[What is being asked]
Copy all lines holding the word "title" from the entries.

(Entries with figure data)
------------------------------

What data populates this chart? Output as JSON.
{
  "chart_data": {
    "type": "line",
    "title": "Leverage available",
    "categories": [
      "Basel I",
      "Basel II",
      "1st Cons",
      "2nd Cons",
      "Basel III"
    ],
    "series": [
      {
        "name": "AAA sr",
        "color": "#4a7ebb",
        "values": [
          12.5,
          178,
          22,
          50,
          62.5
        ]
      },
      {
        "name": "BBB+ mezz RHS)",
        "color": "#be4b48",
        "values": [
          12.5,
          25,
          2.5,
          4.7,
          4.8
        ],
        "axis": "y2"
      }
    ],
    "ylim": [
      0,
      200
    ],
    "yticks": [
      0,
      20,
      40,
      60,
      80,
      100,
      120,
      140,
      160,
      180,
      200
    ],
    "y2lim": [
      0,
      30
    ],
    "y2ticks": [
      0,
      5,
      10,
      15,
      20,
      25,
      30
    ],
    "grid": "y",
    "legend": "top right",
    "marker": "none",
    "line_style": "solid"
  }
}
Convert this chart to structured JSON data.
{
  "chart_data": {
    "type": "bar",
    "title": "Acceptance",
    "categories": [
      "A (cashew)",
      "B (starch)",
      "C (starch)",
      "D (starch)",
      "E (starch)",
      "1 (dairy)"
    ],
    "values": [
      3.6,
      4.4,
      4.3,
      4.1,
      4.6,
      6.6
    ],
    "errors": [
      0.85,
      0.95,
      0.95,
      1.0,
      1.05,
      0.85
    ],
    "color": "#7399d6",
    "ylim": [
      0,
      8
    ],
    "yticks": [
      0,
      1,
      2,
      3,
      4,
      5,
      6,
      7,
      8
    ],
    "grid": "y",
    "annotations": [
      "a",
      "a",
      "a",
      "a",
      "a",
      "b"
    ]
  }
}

------------------------------

[Expected answer]
    "title": "Leverage available",
    "title": "Acceptance",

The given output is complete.